AIM OF THE EXERCISE:
Copy out the whole listing exactly as written, leaving the pictures behind.

>> start GIVEN RECORDS

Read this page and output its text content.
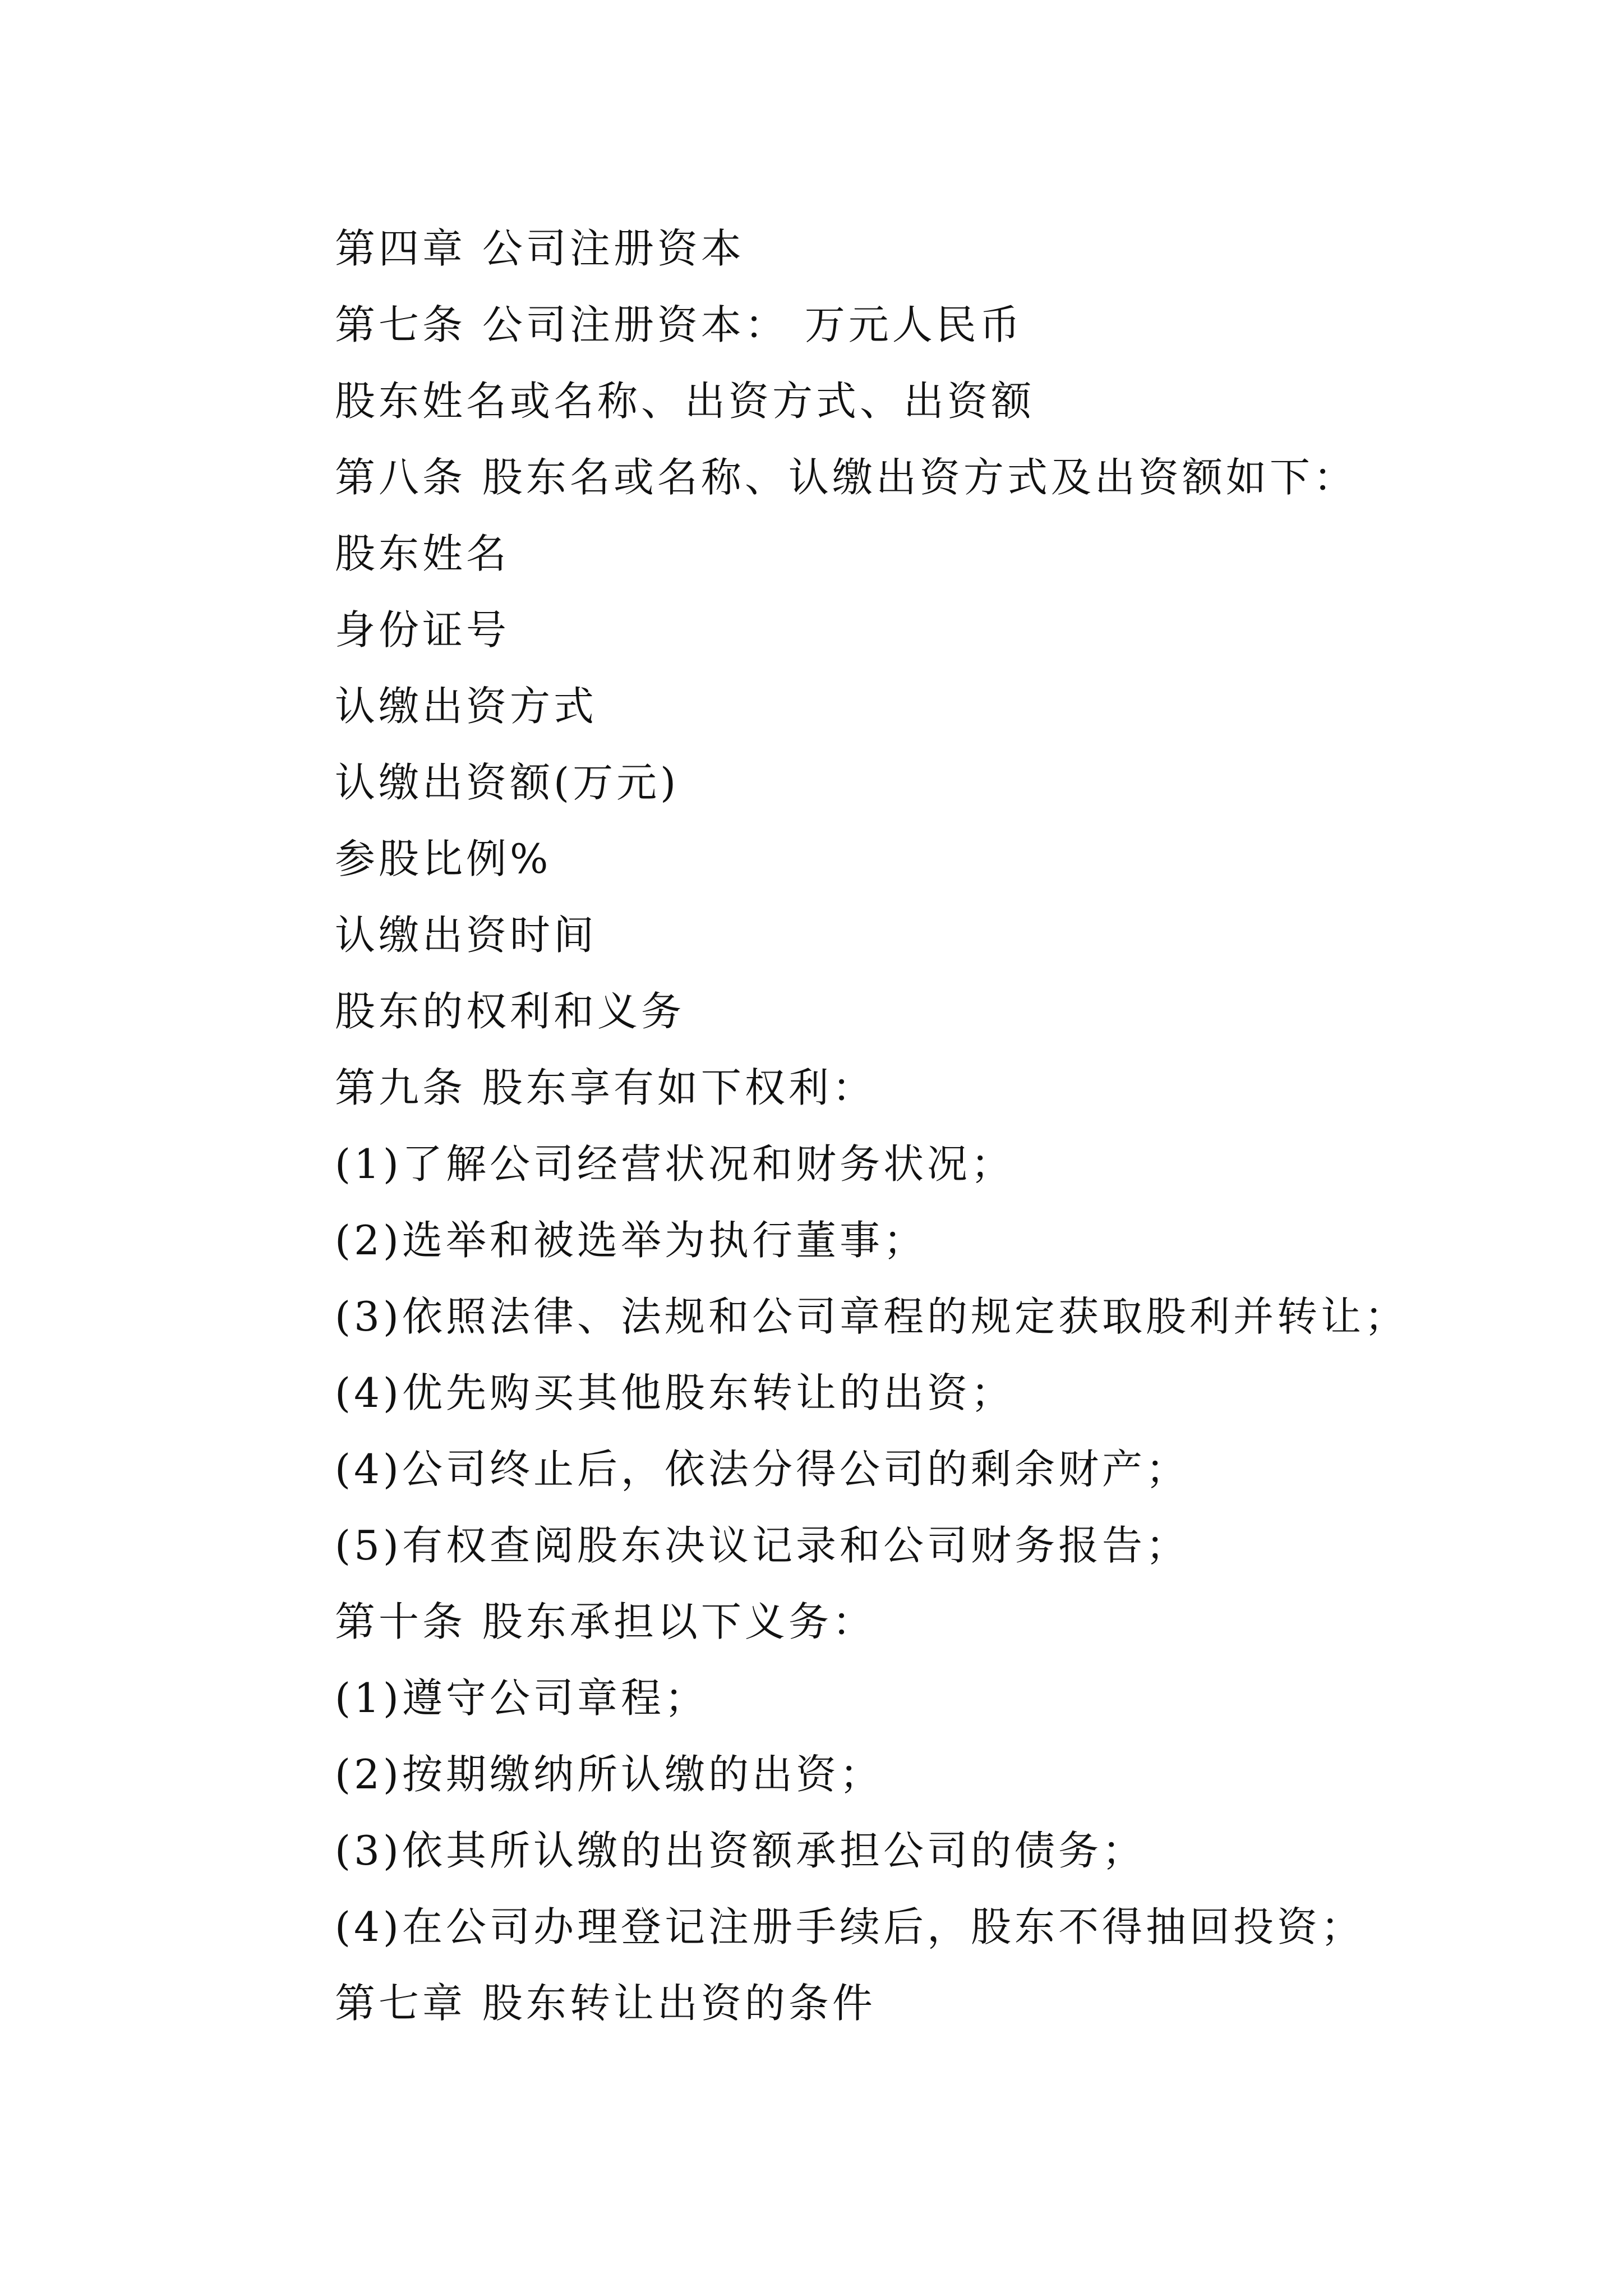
第四章 公司注册资本
第七条 公司注册资本： 万元人民币
股东姓名或名称、出资方式、出资额
第八条 股东名或名称、认缴出资方式及出资额如下：
股东姓名
身份证号
认缴出资方式
认缴出资额(万元)
参股比例%
认缴出资时间
股东的权利和义务
第九条 股东享有如下权利：
(1)了解公司经营状况和财务状况；
(2)选举和被选举为执行董事；
(3)依照法律、法规和公司章程的规定获取股利并转让；
(4)优先购买其他股东转让的出资；
(4)公司终止后，依法分得公司的剩余财产；
(5)有权查阅股东决议记录和公司财务报告；
第十条 股东承担以下义务：
(1)遵守公司章程；
(2)按期缴纳所认缴的出资；
(3)依其所认缴的出资额承担公司的债务；
(4)在公司办理登记注册手续后，股东不得抽回投资；
第七章 股东转让出资的条件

>> end GIVEN RECORDS

OUTPUT OF THE EXERCISE:
Read this page and output its text content.
第四章 公司注册资本
第七条 公司注册资本： 万元人民币
股东姓名或名称、出资方式、出资额
第八条 股东名或名称、认缴出资方式及出资额如下：
股东姓名
身份证号
认缴出资方式
认缴出资额(万元)
参股比例%
认缴出资时间
股东的权利和义务
第九条 股东享有如下权利：
(1)了解公司经营状况和财务状况；
(2)选举和被选举为执行董事；
(3)依照法律、法规和公司章程的规定获取股利并转让；
(4)优先购买其他股东转让的出资；
(4)公司终止后，依法分得公司的剩余财产；
(5)有权查阅股东决议记录和公司财务报告；
第十条 股东承担以下义务：
(1)遵守公司章程；
(2)按期缴纳所认缴的出资；
(3)依其所认缴的出资额承担公司的债务；
(4)在公司办理登记注册手续后，股东不得抽回投资；
第七章 股东转让出资的条件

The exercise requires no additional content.